--- Start Supplied data ---

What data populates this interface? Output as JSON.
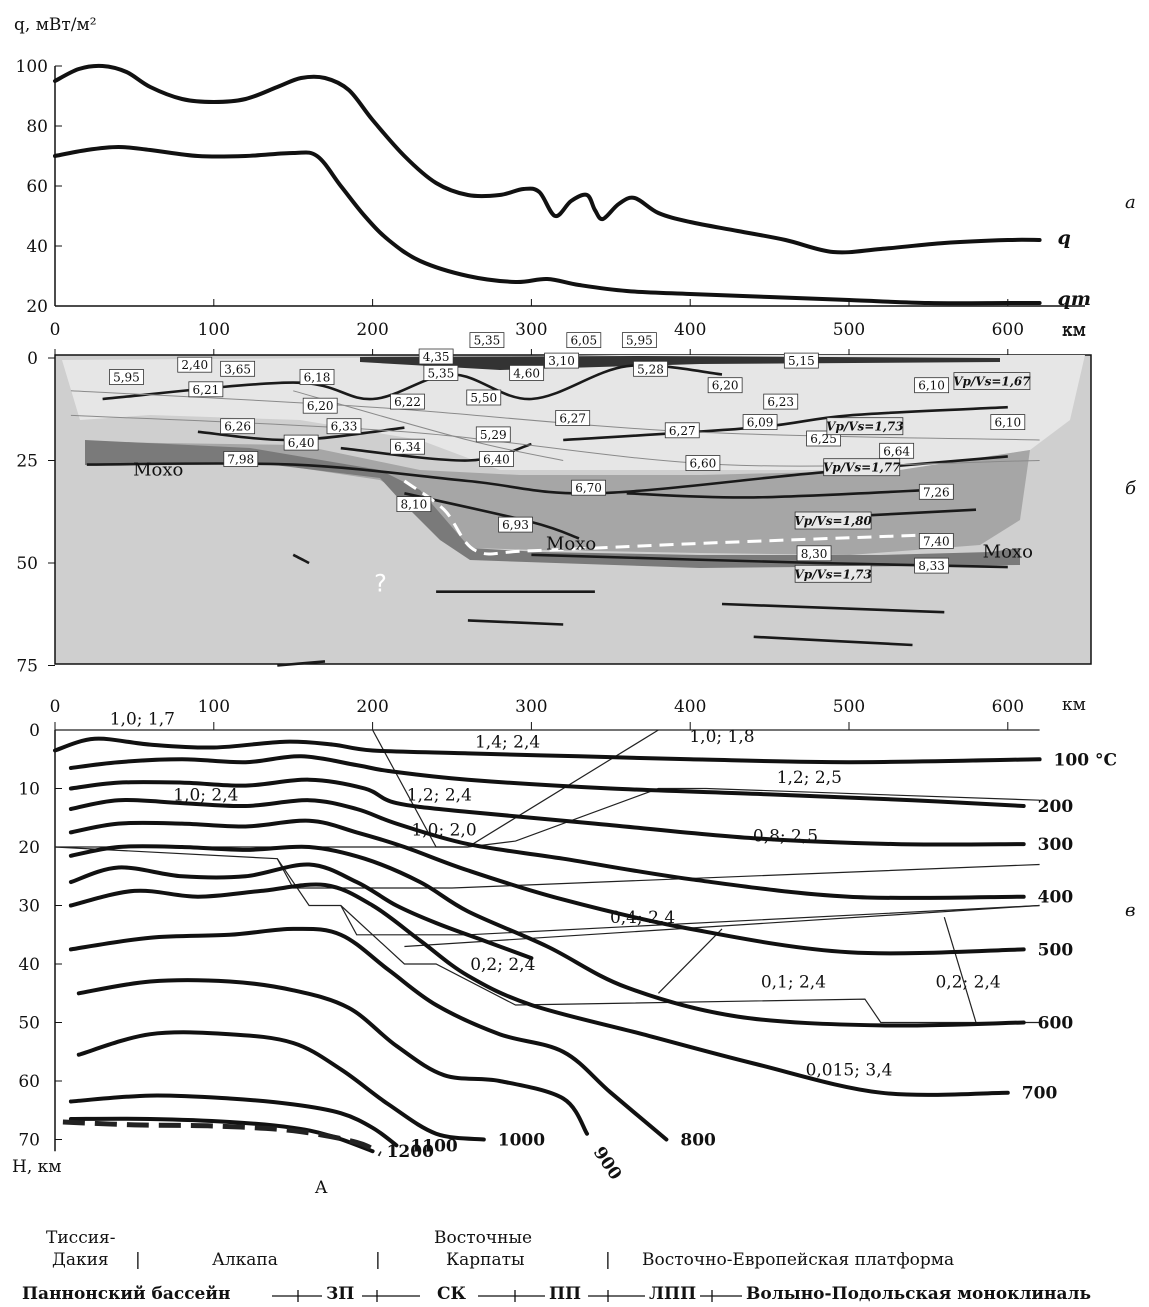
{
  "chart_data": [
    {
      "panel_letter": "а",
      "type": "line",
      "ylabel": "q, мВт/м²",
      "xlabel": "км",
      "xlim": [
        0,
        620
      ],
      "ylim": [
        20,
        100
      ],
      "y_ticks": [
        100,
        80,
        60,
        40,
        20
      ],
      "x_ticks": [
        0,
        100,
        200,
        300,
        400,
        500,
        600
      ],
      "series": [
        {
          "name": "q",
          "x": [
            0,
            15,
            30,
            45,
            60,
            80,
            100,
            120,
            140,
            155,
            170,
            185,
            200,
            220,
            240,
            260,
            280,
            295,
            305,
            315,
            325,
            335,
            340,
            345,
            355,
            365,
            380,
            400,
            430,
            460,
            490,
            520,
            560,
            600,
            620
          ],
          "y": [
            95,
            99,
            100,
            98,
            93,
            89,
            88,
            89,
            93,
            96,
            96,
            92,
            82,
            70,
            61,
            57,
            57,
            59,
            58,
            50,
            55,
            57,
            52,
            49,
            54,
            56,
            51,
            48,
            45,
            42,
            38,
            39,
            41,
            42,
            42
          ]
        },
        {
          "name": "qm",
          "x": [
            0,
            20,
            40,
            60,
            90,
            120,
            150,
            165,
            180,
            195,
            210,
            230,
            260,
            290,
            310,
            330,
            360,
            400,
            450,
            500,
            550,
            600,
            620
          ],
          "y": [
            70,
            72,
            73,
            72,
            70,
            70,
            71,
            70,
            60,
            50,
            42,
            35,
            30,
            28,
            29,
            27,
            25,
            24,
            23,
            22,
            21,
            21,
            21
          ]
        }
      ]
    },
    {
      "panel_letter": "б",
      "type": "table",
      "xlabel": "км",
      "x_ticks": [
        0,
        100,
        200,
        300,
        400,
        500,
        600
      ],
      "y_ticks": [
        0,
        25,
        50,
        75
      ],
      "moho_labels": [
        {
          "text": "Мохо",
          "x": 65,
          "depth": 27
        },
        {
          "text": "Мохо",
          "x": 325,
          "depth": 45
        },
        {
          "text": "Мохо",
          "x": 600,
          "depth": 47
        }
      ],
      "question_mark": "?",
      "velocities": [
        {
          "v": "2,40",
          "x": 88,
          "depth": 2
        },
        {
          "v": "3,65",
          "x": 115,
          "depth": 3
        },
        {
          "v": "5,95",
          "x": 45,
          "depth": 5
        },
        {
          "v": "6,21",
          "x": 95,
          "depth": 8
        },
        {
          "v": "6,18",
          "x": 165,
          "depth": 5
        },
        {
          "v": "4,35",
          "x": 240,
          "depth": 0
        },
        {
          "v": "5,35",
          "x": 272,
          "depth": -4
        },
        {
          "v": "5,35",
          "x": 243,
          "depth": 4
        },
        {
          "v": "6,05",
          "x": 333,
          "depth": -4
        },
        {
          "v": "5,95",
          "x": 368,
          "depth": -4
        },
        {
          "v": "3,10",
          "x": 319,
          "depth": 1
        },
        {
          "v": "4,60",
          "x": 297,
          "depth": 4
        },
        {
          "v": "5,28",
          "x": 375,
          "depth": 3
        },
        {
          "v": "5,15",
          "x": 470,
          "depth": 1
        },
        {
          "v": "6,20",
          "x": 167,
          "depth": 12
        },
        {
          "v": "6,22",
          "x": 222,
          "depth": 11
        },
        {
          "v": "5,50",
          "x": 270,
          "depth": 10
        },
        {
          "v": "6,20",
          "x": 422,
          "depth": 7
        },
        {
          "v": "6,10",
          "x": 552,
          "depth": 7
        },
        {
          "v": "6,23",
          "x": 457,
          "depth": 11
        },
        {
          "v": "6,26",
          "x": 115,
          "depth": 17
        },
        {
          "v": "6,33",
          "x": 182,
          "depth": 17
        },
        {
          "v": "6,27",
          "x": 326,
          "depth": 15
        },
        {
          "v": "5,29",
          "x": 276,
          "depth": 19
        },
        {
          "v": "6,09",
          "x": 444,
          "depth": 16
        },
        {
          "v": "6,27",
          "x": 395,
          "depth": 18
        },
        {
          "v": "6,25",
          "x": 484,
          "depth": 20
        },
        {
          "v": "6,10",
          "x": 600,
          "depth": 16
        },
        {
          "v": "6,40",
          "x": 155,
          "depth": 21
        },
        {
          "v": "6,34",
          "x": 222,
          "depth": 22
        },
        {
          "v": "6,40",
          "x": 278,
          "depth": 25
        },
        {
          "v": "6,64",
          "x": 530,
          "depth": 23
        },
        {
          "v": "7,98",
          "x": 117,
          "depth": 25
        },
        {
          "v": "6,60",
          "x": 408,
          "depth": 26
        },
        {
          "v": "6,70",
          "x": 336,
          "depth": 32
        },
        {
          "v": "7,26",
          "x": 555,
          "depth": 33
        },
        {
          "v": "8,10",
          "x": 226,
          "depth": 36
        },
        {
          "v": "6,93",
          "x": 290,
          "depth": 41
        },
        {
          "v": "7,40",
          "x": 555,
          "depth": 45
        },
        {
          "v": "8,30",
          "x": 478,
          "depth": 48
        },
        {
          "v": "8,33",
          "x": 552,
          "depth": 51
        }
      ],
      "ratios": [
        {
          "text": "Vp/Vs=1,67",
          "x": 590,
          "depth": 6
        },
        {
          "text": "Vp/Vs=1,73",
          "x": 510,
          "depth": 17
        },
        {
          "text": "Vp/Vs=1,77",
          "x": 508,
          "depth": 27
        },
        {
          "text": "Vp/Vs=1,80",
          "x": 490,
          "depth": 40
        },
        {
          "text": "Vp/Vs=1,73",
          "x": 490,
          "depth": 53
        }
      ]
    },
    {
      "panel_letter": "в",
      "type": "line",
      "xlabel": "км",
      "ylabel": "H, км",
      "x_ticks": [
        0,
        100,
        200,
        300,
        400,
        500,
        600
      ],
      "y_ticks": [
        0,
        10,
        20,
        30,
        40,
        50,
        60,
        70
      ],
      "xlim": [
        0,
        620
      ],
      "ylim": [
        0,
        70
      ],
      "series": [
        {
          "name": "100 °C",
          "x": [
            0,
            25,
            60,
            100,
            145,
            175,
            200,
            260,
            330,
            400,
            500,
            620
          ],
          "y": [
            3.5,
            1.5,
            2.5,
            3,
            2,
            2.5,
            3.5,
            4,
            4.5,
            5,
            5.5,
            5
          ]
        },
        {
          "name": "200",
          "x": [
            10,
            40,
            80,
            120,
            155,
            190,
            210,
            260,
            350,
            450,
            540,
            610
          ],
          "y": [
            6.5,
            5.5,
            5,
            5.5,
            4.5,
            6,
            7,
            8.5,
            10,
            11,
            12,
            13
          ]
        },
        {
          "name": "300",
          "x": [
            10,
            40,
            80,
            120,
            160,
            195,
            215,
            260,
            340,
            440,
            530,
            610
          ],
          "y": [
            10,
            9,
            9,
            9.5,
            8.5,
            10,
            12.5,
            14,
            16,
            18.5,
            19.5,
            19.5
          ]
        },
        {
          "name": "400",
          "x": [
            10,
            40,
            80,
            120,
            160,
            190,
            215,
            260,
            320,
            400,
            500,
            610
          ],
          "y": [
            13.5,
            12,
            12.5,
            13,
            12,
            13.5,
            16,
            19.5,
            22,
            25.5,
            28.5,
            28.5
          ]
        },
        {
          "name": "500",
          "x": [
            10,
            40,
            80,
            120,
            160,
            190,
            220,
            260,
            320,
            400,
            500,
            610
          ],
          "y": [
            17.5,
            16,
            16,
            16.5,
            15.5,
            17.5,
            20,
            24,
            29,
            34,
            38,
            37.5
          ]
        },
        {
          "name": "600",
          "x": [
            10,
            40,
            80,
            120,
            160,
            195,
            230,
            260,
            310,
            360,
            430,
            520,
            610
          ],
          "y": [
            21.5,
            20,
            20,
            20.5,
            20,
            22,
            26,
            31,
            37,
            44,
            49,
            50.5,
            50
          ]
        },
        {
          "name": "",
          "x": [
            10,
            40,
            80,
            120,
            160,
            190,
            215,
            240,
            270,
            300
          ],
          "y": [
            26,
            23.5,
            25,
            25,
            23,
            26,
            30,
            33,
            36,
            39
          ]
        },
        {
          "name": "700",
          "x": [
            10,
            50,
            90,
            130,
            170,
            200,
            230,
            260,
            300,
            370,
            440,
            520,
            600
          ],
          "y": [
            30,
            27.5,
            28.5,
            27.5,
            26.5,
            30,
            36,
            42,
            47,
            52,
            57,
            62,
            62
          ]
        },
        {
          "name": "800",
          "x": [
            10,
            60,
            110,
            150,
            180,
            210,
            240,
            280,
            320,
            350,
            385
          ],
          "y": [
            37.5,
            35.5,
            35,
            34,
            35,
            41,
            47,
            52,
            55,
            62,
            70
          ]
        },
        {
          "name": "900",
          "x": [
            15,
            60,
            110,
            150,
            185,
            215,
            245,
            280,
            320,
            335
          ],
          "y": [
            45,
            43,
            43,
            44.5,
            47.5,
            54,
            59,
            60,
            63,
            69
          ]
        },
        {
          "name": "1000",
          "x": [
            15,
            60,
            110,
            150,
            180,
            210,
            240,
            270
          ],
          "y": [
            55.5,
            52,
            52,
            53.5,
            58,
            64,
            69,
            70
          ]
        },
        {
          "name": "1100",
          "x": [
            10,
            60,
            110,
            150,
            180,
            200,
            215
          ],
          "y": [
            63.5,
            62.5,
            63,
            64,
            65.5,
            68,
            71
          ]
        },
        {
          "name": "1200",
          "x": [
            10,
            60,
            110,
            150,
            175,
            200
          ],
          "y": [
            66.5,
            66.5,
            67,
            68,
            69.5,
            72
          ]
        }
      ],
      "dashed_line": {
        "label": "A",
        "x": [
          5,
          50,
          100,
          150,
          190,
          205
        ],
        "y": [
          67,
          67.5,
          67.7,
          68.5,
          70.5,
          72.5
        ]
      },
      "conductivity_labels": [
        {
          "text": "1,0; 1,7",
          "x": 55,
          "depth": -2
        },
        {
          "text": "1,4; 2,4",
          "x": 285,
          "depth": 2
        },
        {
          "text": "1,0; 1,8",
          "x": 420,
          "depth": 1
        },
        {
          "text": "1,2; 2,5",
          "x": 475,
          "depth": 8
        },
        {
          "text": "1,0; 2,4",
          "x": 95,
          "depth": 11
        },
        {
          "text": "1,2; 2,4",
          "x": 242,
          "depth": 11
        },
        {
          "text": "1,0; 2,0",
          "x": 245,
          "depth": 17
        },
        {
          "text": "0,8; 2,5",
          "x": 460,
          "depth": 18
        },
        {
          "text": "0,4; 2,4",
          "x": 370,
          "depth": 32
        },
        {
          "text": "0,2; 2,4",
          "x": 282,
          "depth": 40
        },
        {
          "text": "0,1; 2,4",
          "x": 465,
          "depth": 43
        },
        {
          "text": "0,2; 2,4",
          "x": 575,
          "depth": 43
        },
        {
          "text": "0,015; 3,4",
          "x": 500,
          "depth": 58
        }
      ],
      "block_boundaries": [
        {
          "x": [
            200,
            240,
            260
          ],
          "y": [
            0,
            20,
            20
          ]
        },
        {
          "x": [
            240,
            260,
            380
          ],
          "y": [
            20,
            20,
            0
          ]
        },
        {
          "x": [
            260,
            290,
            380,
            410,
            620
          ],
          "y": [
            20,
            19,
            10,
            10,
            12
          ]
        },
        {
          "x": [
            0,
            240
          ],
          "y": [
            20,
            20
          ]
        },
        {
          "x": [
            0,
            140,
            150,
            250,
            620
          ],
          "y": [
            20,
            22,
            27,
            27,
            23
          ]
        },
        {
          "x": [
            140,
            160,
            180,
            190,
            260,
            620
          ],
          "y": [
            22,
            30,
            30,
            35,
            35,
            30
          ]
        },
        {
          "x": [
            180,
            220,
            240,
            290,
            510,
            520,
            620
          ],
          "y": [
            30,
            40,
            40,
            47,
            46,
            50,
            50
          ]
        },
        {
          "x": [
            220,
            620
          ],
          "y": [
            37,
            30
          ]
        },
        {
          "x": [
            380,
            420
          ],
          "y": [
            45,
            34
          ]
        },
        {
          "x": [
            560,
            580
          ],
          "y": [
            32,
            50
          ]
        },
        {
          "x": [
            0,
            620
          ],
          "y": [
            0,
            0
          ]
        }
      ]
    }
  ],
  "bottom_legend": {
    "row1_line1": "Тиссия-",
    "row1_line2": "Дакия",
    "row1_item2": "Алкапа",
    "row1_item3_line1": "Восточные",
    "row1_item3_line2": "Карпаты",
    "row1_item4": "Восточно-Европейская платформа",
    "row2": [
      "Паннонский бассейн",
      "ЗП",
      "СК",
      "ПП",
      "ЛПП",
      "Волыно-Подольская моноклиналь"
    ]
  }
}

--- End Supplied data ---
--- Start Supplied data ---

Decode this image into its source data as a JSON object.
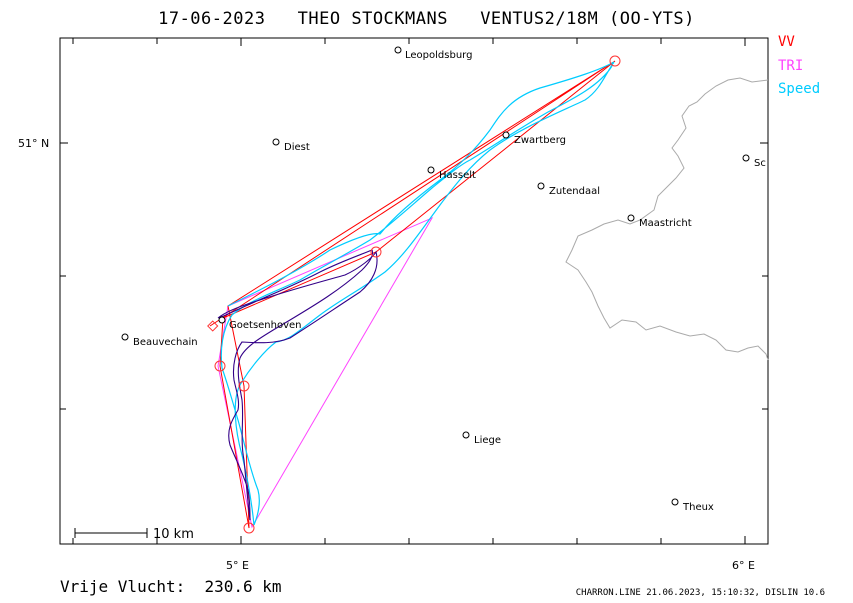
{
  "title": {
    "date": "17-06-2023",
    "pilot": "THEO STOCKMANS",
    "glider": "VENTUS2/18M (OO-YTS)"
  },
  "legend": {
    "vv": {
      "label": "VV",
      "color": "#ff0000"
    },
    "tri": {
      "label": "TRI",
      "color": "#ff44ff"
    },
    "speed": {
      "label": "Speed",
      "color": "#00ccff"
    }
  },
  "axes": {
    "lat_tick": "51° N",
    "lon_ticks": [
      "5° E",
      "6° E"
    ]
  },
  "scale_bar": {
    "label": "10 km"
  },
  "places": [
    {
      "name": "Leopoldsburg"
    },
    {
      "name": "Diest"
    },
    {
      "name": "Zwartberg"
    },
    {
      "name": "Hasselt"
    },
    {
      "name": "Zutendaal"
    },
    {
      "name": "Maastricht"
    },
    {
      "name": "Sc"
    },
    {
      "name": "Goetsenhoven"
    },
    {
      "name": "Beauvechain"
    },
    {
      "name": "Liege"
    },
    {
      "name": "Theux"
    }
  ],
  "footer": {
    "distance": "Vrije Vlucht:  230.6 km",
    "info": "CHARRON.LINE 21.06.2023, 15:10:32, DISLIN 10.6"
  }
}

--- End Supplied data ---

> Problem to solve:
Scan the lines for the string "JSON". Copy out each line that matches.

> Final result:
What data populates this interface? Output as JSON.
Decode this image into its source data as a JSON object.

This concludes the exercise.